:: EXERCISE BRIEF ::
Search the listing below for the string "insights" and show each line that contains it.
-- START --
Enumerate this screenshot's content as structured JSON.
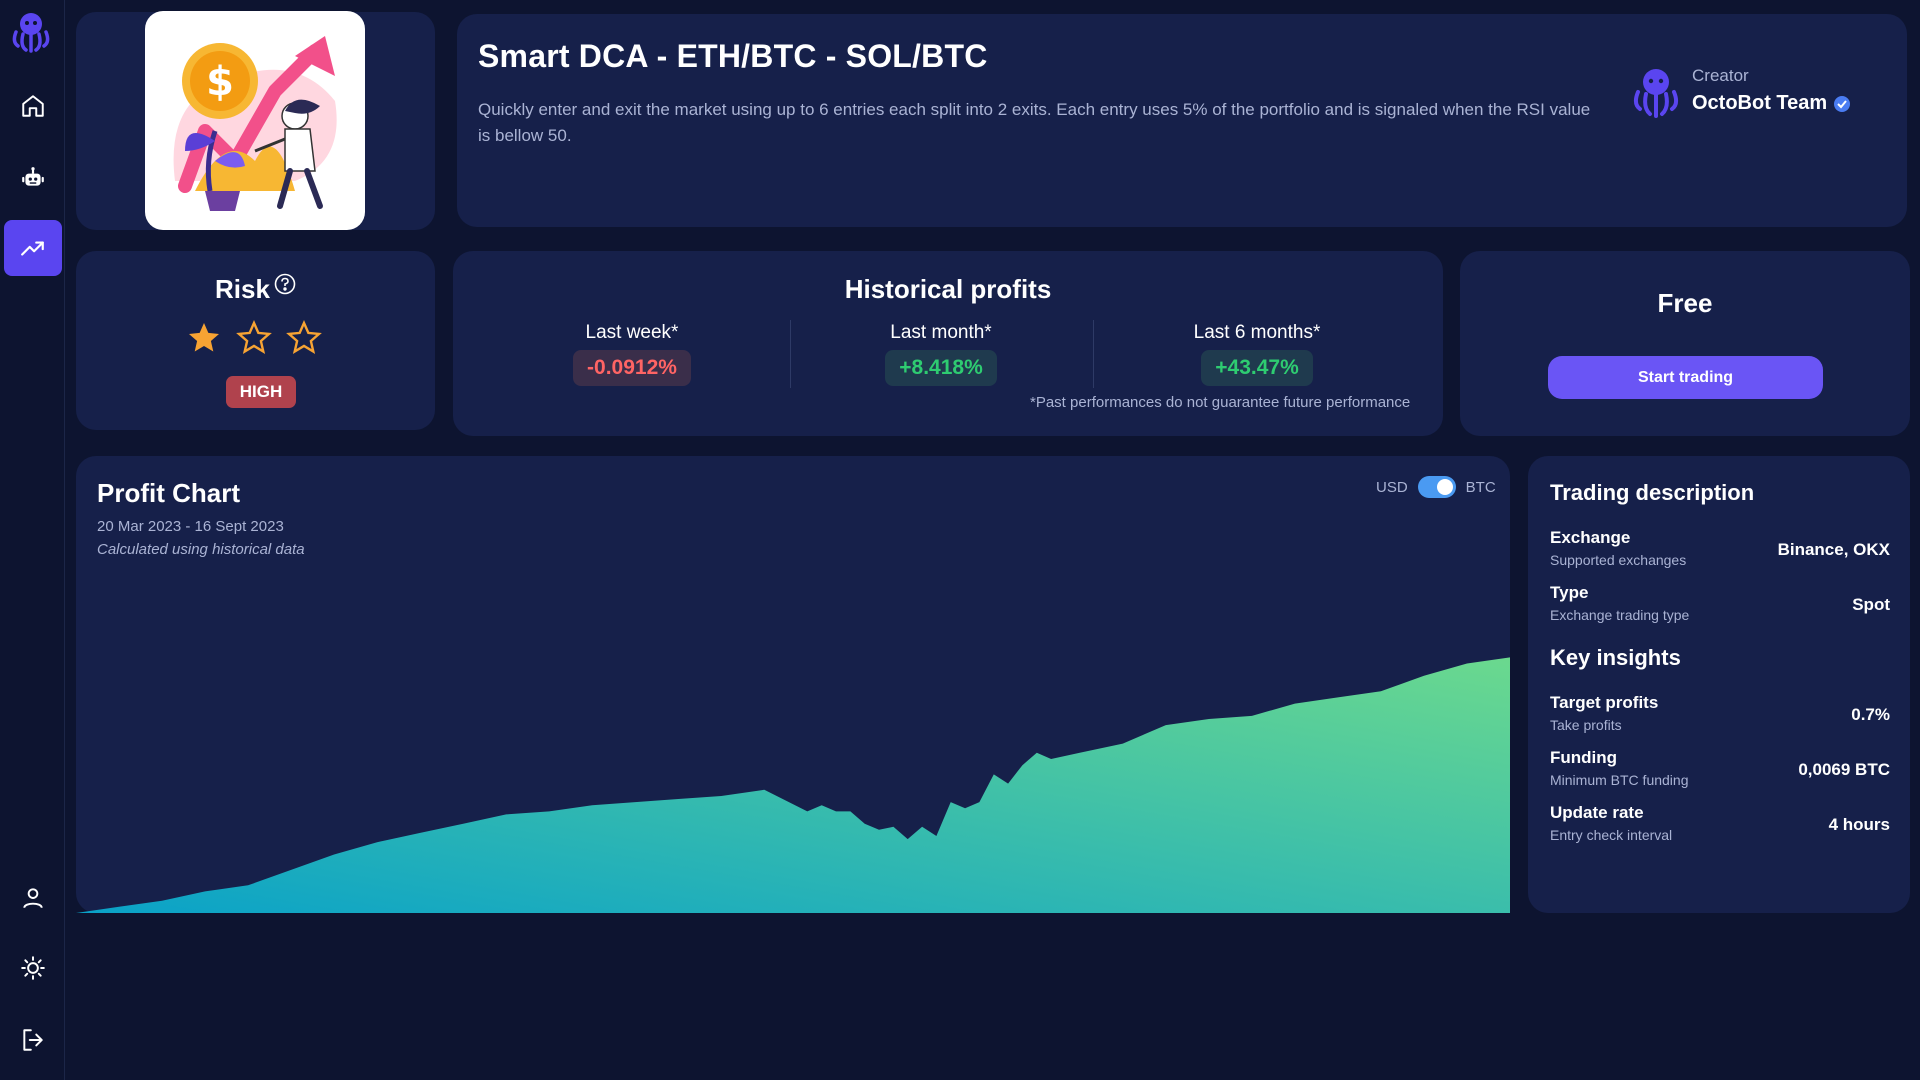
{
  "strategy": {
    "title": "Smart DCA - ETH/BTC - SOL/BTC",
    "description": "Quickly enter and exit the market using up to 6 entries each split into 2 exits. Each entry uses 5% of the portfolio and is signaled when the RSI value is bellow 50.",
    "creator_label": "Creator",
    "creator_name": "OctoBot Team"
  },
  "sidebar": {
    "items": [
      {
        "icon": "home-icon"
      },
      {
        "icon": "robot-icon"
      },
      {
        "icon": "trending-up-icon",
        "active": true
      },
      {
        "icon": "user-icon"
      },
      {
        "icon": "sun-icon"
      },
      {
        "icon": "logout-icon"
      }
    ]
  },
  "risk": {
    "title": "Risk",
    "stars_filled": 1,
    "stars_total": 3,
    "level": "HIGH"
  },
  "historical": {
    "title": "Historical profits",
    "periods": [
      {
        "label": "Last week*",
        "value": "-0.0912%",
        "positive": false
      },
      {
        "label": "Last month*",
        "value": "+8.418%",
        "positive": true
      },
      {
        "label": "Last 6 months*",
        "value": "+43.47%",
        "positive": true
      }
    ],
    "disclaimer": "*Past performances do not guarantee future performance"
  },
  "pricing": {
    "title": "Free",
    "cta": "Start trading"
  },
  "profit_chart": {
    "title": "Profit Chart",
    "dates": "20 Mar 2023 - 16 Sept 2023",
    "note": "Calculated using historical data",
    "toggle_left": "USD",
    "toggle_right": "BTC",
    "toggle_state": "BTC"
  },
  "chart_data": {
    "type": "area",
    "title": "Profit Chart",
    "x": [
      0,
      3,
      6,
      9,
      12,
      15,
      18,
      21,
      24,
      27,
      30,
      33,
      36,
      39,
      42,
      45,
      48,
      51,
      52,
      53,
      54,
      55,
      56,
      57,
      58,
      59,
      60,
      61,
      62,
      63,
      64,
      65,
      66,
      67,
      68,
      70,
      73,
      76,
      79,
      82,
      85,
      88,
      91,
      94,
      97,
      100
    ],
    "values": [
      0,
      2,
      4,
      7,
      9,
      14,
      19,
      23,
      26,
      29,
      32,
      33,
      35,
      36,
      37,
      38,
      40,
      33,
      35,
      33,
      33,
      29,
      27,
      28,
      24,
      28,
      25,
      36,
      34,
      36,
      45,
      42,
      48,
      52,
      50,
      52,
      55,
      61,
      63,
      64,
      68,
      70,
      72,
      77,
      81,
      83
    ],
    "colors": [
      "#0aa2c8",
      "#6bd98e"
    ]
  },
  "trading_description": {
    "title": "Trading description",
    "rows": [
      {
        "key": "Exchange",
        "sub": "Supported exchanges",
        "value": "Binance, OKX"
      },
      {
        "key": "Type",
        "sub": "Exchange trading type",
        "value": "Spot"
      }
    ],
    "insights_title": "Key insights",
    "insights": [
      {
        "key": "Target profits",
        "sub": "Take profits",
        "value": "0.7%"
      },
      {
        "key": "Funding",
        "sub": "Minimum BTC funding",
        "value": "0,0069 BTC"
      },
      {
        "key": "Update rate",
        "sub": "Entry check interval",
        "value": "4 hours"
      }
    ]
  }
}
-- END --
:: RESULT OF THIS EXERCISE ::
    "insights_title": "Key insights",
    "insights": [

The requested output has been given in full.